§ **WORK TO DO**: Copy each line below in which the string "OVER" occurs.

§ **EXERCISE INPUT**:

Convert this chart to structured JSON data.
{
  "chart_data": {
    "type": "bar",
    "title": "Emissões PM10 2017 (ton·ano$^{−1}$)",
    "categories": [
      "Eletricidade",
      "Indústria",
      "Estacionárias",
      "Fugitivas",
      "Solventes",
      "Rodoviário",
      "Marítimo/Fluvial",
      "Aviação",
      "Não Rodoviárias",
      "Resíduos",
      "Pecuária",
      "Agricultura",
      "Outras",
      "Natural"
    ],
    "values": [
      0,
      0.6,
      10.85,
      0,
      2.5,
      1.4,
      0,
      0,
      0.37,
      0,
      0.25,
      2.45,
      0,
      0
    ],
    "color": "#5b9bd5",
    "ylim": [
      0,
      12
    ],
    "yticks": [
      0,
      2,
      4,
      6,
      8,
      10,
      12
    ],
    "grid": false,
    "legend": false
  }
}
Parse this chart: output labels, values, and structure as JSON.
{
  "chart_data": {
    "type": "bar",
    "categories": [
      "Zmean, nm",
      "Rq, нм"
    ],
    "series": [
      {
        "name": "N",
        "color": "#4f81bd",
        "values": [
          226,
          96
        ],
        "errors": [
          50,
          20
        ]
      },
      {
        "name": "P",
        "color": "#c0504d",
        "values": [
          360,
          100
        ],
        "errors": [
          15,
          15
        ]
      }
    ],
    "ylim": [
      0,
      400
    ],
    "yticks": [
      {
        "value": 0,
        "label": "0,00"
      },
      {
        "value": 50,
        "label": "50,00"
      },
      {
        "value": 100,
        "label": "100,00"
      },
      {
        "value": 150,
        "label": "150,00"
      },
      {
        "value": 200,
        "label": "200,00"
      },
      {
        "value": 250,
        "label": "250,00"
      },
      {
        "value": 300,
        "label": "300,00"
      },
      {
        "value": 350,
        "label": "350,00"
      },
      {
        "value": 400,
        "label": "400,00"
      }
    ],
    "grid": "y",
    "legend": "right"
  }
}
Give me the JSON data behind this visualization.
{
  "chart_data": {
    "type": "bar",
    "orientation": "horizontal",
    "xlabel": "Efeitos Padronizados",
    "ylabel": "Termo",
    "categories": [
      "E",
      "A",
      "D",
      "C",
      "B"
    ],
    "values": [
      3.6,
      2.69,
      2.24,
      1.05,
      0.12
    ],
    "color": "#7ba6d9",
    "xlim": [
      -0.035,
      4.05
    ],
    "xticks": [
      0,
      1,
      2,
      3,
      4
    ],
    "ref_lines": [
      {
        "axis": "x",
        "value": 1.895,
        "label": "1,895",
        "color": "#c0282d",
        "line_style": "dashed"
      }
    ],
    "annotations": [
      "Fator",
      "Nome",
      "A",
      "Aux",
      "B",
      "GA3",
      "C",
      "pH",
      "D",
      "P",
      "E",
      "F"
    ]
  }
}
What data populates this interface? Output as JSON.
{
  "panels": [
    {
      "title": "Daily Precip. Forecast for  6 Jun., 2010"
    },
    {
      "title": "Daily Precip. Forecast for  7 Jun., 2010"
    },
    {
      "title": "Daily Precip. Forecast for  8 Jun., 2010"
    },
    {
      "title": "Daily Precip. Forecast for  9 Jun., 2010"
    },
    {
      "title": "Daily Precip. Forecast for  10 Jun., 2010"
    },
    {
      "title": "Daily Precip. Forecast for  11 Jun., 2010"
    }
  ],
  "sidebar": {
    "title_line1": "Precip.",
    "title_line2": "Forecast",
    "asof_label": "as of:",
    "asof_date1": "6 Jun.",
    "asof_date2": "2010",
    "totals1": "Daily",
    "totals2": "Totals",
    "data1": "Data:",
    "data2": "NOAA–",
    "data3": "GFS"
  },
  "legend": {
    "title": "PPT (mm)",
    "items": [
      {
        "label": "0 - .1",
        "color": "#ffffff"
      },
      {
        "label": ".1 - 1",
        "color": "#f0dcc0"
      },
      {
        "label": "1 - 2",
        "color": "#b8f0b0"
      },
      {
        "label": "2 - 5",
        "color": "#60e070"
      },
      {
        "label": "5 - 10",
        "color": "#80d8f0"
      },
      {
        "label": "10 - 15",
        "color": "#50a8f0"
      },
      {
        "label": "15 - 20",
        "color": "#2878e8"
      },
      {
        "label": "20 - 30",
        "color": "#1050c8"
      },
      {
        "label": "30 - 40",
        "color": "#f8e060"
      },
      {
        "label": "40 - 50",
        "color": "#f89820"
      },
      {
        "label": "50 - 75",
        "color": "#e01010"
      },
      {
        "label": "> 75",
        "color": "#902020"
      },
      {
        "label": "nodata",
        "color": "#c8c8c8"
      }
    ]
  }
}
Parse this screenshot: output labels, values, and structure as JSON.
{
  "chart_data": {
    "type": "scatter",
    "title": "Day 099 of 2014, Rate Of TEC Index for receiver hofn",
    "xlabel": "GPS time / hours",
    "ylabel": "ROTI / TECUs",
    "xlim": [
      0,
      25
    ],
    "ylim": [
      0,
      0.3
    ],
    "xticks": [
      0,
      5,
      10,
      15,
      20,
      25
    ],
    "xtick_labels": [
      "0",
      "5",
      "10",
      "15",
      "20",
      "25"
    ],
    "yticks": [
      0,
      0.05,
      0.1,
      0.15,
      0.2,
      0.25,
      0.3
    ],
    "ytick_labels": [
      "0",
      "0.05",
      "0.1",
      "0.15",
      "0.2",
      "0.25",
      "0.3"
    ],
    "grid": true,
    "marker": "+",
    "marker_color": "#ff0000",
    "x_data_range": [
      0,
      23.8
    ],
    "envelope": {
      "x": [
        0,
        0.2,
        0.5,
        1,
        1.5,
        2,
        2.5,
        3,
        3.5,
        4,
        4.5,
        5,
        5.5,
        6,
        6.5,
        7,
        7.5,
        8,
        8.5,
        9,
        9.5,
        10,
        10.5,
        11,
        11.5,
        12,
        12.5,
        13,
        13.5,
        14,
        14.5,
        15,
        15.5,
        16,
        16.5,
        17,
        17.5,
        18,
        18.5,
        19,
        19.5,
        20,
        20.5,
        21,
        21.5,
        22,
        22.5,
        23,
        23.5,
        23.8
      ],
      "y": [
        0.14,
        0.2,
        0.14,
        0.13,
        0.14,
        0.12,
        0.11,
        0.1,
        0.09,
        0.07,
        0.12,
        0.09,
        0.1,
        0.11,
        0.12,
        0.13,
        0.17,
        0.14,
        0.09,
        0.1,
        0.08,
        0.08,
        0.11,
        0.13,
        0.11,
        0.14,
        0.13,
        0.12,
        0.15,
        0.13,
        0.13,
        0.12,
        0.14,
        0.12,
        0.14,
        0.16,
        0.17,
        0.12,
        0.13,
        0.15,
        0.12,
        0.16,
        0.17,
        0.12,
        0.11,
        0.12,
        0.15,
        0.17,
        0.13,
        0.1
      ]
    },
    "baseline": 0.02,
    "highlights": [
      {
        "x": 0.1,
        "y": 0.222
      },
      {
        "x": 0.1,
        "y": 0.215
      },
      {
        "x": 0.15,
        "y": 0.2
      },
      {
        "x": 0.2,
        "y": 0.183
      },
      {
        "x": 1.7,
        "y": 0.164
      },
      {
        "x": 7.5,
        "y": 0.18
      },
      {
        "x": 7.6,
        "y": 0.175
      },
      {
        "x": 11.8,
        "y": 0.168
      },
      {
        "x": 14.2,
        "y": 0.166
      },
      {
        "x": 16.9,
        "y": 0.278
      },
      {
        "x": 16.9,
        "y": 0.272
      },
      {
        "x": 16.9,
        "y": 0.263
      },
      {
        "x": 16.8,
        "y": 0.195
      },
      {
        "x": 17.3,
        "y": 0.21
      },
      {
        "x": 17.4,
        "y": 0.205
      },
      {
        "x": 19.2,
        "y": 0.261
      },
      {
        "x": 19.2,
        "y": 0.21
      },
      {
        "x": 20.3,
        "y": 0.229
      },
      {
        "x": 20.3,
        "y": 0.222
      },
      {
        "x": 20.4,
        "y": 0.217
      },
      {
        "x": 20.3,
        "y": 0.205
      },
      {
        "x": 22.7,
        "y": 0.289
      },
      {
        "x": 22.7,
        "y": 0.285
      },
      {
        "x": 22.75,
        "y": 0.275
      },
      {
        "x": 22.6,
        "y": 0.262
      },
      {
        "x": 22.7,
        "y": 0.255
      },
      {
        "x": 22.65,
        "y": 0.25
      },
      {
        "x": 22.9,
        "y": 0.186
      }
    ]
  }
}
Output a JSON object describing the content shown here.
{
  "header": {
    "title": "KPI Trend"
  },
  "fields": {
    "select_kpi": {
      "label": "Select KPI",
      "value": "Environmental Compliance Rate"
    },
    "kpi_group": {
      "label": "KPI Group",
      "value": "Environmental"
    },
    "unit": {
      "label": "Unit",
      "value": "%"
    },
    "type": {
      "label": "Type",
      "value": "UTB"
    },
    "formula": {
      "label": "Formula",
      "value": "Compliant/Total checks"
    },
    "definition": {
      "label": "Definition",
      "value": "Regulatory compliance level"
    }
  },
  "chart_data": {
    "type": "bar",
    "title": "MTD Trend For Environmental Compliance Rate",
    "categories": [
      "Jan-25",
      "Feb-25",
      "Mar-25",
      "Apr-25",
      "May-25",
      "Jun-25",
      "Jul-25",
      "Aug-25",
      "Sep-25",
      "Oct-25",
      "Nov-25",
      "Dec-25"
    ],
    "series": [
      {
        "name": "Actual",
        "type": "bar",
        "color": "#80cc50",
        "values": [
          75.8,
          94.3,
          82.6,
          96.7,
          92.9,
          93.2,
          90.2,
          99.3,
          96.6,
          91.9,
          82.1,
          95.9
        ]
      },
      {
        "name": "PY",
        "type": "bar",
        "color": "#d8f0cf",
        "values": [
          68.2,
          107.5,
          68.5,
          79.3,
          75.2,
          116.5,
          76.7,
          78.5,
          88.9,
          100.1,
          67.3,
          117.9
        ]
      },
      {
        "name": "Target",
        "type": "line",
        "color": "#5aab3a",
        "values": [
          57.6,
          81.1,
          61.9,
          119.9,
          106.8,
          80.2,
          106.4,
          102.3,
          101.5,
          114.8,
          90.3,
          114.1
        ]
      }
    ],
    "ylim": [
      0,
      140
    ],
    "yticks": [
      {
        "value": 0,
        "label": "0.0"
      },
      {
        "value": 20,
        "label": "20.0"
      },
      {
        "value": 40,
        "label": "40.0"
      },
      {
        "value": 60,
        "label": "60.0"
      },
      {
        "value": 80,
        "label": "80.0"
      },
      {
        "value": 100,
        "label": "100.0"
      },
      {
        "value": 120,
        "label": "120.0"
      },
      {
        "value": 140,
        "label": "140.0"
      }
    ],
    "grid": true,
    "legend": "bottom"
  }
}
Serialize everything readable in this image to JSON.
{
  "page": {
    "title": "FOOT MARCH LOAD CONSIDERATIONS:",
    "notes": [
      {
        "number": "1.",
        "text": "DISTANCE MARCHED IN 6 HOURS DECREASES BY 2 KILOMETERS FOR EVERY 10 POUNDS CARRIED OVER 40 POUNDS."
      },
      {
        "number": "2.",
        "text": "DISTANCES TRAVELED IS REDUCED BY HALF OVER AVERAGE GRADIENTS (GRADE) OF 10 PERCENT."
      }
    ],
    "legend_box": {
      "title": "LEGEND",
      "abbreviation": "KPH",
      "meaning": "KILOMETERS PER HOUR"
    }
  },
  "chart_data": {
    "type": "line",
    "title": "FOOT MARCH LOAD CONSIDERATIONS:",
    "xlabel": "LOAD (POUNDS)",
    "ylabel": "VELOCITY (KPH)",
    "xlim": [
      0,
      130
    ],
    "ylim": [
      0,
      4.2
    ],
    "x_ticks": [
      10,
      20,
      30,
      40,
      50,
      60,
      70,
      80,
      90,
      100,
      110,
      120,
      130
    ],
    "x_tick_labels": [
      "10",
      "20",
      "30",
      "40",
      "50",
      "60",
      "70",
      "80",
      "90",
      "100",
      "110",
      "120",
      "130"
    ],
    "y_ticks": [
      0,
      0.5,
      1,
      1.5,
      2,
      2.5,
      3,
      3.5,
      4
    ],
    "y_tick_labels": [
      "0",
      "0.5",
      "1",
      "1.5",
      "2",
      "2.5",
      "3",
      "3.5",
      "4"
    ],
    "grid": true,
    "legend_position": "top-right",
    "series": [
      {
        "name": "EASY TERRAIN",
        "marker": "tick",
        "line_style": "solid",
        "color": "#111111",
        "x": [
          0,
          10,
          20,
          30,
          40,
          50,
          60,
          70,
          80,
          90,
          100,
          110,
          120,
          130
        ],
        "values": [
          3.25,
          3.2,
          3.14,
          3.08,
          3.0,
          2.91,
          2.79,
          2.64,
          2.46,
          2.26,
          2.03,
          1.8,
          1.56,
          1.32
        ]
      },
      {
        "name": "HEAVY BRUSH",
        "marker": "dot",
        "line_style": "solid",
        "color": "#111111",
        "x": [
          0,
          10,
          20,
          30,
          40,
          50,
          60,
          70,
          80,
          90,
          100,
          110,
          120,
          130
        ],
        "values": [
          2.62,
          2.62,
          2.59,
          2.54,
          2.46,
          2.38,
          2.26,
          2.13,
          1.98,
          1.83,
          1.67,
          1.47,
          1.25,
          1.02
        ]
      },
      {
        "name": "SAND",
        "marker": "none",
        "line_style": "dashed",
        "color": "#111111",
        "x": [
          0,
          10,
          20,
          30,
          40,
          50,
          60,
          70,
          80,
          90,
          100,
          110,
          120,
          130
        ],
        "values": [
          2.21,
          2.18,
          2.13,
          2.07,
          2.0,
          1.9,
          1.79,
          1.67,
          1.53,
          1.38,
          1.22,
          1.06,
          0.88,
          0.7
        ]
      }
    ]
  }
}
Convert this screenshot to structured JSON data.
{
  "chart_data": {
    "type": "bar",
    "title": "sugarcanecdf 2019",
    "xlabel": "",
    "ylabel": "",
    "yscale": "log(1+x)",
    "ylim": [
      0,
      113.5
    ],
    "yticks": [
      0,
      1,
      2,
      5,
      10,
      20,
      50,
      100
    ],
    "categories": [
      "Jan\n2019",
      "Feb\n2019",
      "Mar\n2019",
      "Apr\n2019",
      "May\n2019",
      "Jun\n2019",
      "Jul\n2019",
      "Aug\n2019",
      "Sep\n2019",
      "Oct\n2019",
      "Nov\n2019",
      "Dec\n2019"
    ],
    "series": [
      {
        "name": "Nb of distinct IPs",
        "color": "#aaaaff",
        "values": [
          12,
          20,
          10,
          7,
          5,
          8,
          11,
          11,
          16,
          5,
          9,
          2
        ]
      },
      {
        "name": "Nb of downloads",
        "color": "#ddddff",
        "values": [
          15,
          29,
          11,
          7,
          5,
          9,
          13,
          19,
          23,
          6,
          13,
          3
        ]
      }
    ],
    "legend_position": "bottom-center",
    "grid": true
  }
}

§ **RESULT OF THE EXERCISE**:
        "text": "DISTANCE MARCHED IN 6 HOURS DECREASES BY 2 KILOMETERS FOR EVERY 10 POUNDS CARRIED OVER 40 POUNDS."
        "text": "DISTANCES TRAVELED IS REDUCED BY HALF OVER AVERAGE GRADIENTS (GRADE) OF 10 PERCENT."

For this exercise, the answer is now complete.